* begin *

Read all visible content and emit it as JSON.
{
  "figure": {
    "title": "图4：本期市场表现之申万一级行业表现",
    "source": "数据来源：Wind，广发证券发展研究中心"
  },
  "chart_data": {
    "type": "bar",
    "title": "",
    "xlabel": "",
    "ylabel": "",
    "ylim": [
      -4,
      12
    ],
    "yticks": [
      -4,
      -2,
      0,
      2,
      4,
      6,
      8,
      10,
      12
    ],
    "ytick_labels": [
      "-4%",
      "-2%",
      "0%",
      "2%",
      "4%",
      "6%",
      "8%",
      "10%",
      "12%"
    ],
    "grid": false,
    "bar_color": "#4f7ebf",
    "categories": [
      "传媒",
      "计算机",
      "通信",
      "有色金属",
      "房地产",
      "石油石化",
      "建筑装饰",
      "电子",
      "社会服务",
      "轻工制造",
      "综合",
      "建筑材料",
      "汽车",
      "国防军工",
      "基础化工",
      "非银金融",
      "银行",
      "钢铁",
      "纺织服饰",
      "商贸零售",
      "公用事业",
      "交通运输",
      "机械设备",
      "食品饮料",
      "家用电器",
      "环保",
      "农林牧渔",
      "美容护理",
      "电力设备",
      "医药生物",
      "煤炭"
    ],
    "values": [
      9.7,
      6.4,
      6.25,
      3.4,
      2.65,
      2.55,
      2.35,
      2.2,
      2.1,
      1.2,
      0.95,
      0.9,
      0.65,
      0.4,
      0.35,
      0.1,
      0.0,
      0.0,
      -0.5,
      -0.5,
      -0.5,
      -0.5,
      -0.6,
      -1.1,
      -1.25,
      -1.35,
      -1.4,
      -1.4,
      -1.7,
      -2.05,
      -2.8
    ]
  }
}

* end *

**STATED GOAL:** Without leaving anything out, give the entries again exactly.

**WRITTEN ANSWER:**
Read all visible content and emit it as JSON.
{
  "figure": {
    "title": "图4：本期市场表现之申万一级行业表现",
    "source": "数据来源：Wind，广发证券发展研究中心"
  },
  "chart_data": {
    "type": "bar",
    "title": "",
    "xlabel": "",
    "ylabel": "",
    "ylim": [
      -4,
      12
    ],
    "yticks": [
      -4,
      -2,
      0,
      2,
      4,
      6,
      8,
      10,
      12
    ],
    "ytick_labels": [
      "-4%",
      "-2%",
      "0%",
      "2%",
      "4%",
      "6%",
      "8%",
      "10%",
      "12%"
    ],
    "grid": false,
    "bar_color": "#4f7ebf",
    "categories": [
      "传媒",
      "计算机",
      "通信",
      "有色金属",
      "房地产",
      "石油石化",
      "建筑装饰",
      "电子",
      "社会服务",
      "轻工制造",
      "综合",
      "建筑材料",
      "汽车",
      "国防军工",
      "基础化工",
      "非银金融",
      "银行",
      "钢铁",
      "纺织服饰",
      "商贸零售",
      "公用事业",
      "交通运输",
      "机械设备",
      "食品饮料",
      "家用电器",
      "环保",
      "农林牧渔",
      "美容护理",
      "电力设备",
      "医药生物",
      "煤炭"
    ],
    "values": [
      9.7,
      6.4,
      6.25,
      3.4,
      2.65,
      2.55,
      2.35,
      2.2,
      2.1,
      1.2,
      0.95,
      0.9,
      0.65,
      0.4,
      0.35,
      0.1,
      0.0,
      0.0,
      -0.5,
      -0.5,
      -0.5,
      -0.5,
      -0.6,
      -1.1,
      -1.25,
      -1.35,
      -1.4,
      -1.4,
      -1.7,
      -2.05,
      -2.8
    ]
  }
}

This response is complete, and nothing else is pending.